───── Materials provided

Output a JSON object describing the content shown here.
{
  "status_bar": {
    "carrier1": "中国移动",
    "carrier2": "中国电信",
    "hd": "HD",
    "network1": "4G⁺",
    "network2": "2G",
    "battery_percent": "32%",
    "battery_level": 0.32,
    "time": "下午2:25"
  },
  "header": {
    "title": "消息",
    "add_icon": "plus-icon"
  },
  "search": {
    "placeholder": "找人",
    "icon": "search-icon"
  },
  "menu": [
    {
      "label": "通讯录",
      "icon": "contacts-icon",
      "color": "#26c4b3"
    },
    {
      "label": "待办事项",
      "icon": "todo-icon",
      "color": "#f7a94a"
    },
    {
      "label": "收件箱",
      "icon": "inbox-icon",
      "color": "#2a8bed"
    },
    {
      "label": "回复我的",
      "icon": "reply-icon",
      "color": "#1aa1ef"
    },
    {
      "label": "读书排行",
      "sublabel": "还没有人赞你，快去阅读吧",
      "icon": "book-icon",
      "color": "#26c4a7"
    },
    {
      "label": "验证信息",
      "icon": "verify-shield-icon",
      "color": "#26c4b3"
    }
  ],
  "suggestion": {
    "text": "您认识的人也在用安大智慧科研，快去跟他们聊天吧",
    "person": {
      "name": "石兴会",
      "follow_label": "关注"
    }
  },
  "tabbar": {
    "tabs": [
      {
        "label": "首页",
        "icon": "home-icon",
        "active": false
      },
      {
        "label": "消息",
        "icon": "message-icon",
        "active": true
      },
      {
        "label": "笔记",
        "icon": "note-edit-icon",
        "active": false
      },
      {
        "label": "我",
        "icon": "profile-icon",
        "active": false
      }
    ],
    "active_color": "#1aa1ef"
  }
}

──────────

Given request →
Output the listing above without altering a single character.

Solution to this exercise →
Output a JSON object describing the content shown here.
{
  "status_bar": {
    "carrier1": "中国移动",
    "carrier2": "中国电信",
    "hd": "HD",
    "network1": "4G⁺",
    "network2": "2G",
    "battery_percent": "32%",
    "battery_level": 0.32,
    "time": "下午2:25"
  },
  "header": {
    "title": "消息",
    "add_icon": "plus-icon"
  },
  "search": {
    "placeholder": "找人",
    "icon": "search-icon"
  },
  "menu": [
    {
      "label": "通讯录",
      "icon": "contacts-icon",
      "color": "#26c4b3"
    },
    {
      "label": "待办事项",
      "icon": "todo-icon",
      "color": "#f7a94a"
    },
    {
      "label": "收件箱",
      "icon": "inbox-icon",
      "color": "#2a8bed"
    },
    {
      "label": "回复我的",
      "icon": "reply-icon",
      "color": "#1aa1ef"
    },
    {
      "label": "读书排行",
      "sublabel": "还没有人赞你，快去阅读吧",
      "icon": "book-icon",
      "color": "#26c4a7"
    },
    {
      "label": "验证信息",
      "icon": "verify-shield-icon",
      "color": "#26c4b3"
    }
  ],
  "suggestion": {
    "text": "您认识的人也在用安大智慧科研，快去跟他们聊天吧",
    "person": {
      "name": "石兴会",
      "follow_label": "关注"
    }
  },
  "tabbar": {
    "tabs": [
      {
        "label": "首页",
        "icon": "home-icon",
        "active": false
      },
      {
        "label": "消息",
        "icon": "message-icon",
        "active": true
      },
      {
        "label": "笔记",
        "icon": "note-edit-icon",
        "active": false
      },
      {
        "label": "我",
        "icon": "profile-icon",
        "active": false
      }
    ],
    "active_color": "#1aa1ef"
  }
}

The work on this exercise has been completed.